__What to do__
Please pull out every line that includes the string "pueden".

__Records for the task__
----------
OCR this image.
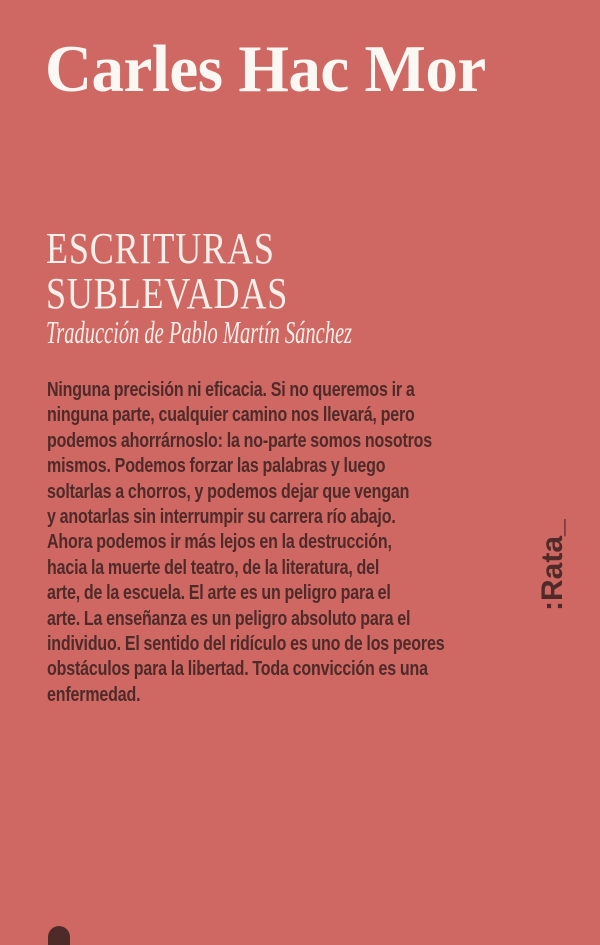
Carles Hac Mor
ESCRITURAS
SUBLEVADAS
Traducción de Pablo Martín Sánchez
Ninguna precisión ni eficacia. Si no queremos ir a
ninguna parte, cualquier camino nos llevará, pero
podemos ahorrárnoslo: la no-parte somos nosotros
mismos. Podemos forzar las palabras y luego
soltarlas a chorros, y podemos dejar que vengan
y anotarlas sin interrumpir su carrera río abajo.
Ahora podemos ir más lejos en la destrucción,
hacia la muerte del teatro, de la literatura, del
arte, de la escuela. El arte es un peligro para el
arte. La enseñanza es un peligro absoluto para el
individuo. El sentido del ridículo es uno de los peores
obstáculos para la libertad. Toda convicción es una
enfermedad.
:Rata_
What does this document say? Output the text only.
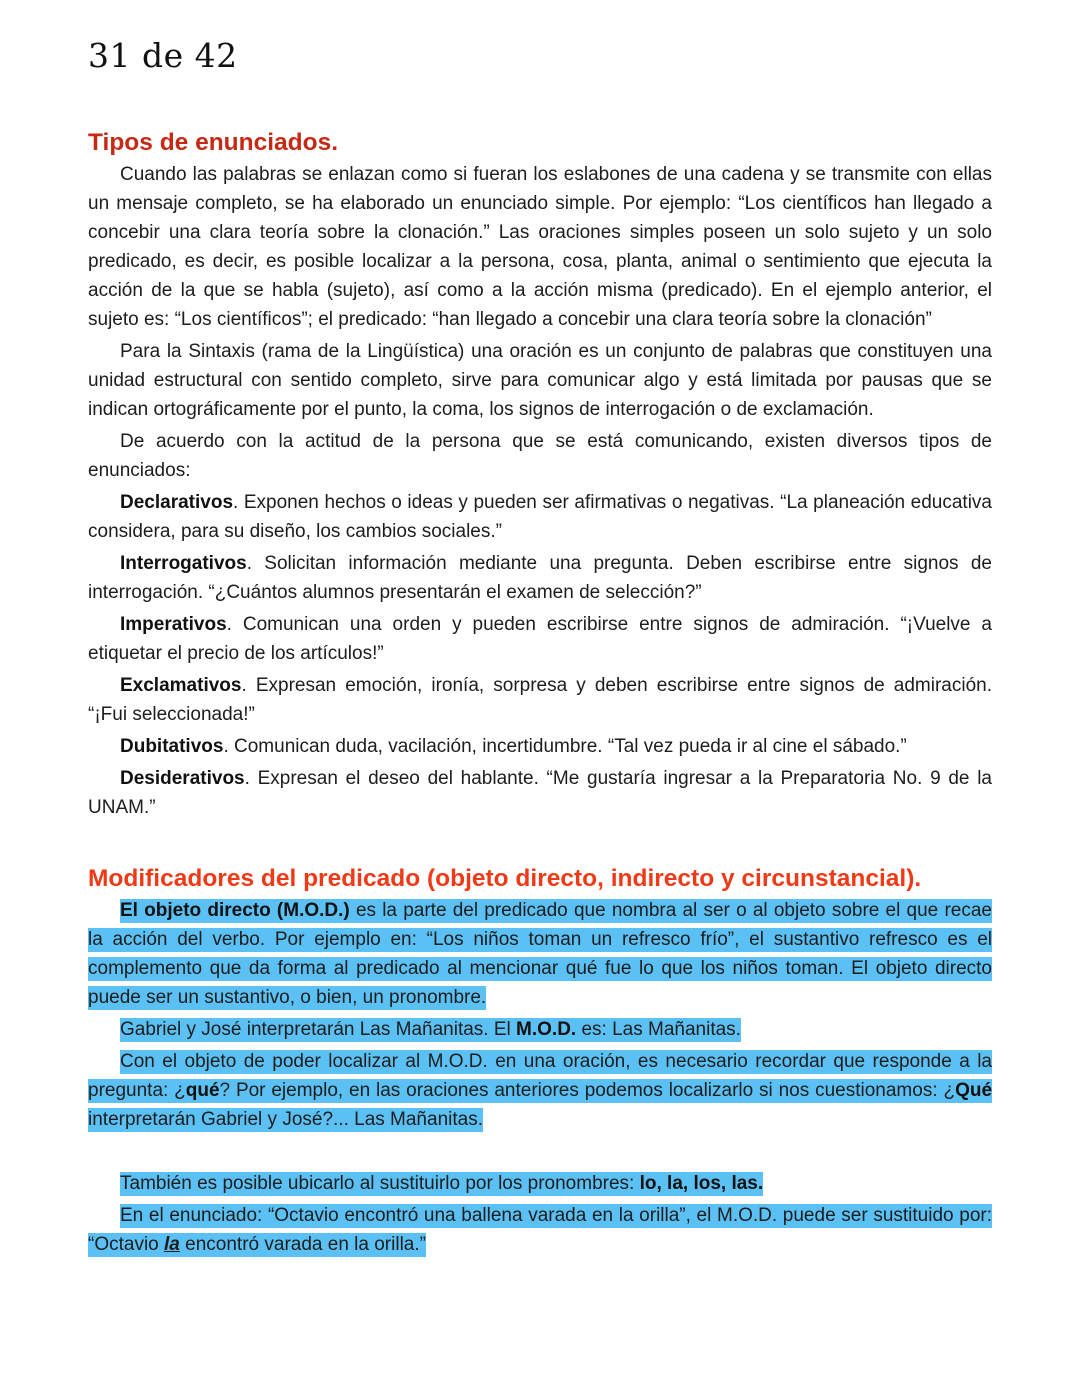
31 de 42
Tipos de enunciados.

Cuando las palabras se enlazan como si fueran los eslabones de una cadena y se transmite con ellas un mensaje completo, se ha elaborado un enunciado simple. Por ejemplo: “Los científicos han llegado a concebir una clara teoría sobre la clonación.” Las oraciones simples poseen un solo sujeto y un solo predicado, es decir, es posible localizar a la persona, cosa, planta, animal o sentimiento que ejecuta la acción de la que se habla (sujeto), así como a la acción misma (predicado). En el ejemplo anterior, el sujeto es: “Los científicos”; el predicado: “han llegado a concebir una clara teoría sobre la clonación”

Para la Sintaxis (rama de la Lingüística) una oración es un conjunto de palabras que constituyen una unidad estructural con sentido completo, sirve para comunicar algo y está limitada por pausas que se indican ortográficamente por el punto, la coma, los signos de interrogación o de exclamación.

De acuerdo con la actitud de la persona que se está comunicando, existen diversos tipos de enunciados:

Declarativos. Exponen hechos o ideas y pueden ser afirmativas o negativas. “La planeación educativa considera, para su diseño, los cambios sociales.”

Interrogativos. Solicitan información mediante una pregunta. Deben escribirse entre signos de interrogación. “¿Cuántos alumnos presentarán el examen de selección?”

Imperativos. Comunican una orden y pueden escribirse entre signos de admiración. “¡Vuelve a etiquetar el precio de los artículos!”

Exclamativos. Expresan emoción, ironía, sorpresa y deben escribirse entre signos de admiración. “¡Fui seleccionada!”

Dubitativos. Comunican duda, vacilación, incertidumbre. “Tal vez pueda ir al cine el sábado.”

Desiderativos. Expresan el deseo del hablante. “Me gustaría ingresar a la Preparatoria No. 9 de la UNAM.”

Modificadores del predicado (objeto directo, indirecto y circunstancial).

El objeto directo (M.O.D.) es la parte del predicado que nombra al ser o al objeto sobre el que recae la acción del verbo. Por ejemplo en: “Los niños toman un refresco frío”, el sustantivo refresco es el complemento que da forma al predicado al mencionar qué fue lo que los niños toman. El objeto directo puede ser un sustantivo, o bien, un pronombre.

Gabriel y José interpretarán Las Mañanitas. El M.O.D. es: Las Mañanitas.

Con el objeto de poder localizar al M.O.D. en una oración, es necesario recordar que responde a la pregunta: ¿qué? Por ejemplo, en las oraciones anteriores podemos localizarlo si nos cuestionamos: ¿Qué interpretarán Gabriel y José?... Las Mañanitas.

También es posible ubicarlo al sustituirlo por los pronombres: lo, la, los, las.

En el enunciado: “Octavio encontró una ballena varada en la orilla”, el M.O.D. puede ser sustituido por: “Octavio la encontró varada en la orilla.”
----------
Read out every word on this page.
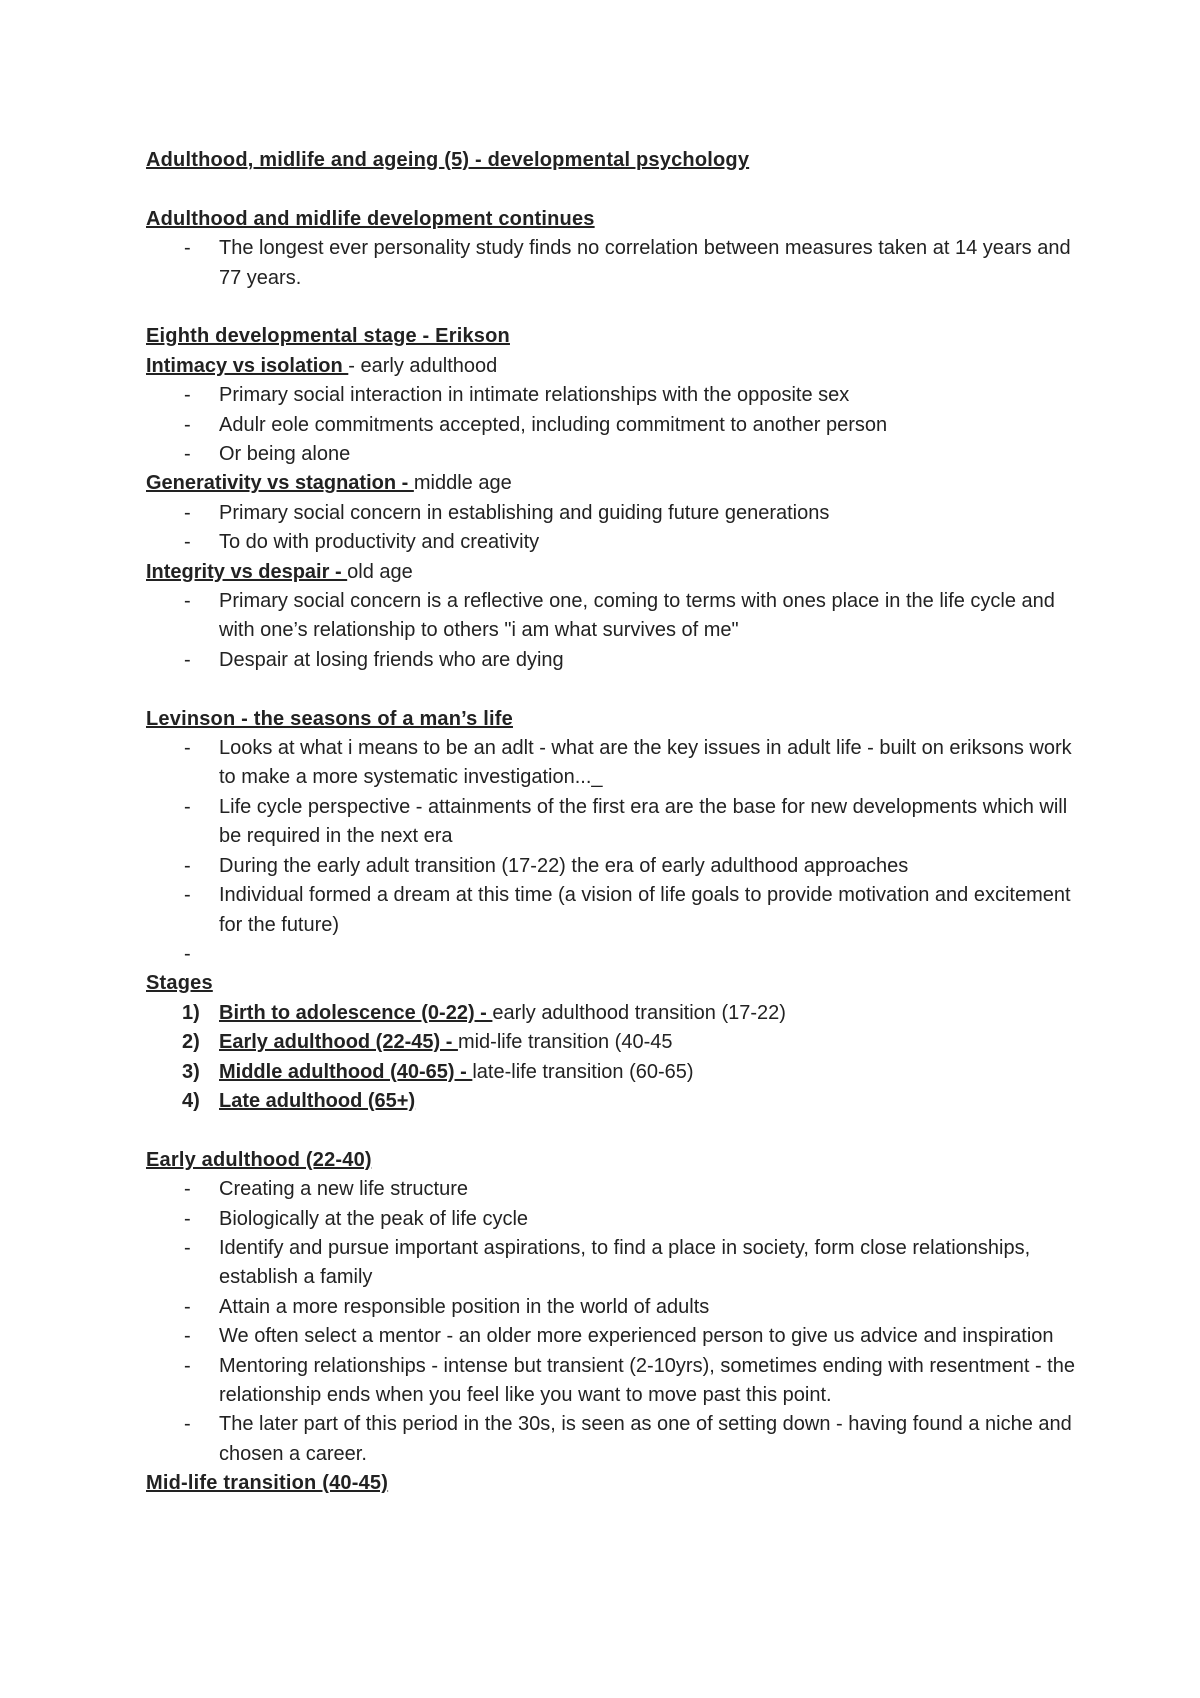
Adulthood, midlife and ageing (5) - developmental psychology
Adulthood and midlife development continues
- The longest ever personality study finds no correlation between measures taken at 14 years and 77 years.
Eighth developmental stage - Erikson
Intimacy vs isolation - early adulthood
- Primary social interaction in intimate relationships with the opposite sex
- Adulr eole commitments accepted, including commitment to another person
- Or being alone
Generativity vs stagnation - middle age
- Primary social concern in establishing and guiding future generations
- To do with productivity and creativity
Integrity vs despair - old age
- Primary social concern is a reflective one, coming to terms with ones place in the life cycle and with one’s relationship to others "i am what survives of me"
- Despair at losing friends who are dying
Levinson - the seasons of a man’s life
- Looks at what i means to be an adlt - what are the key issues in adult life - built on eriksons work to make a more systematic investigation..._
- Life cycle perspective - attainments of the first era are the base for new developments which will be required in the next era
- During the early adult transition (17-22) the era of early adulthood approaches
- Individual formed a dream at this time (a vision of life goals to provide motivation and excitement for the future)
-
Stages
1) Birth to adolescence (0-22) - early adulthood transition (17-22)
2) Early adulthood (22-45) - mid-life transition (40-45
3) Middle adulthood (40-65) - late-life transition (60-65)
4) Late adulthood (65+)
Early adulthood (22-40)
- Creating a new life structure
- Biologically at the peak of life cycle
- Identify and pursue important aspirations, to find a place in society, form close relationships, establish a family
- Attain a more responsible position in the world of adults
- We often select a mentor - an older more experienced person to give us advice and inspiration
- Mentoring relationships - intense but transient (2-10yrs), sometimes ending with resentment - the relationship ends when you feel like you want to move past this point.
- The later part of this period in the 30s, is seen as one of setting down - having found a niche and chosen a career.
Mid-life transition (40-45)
----------
__Exercise answer__
Declarativos. Exponen hechos o ideas y pueden ser afirmativas o negativas. “La planeación educativa considera, para su diseño, los cambios sociales.”
Imperativos. Comunican una orden y pueden escribirse entre signos de admiración. “¡Vuelve a etiquetar el precio de los artículos!”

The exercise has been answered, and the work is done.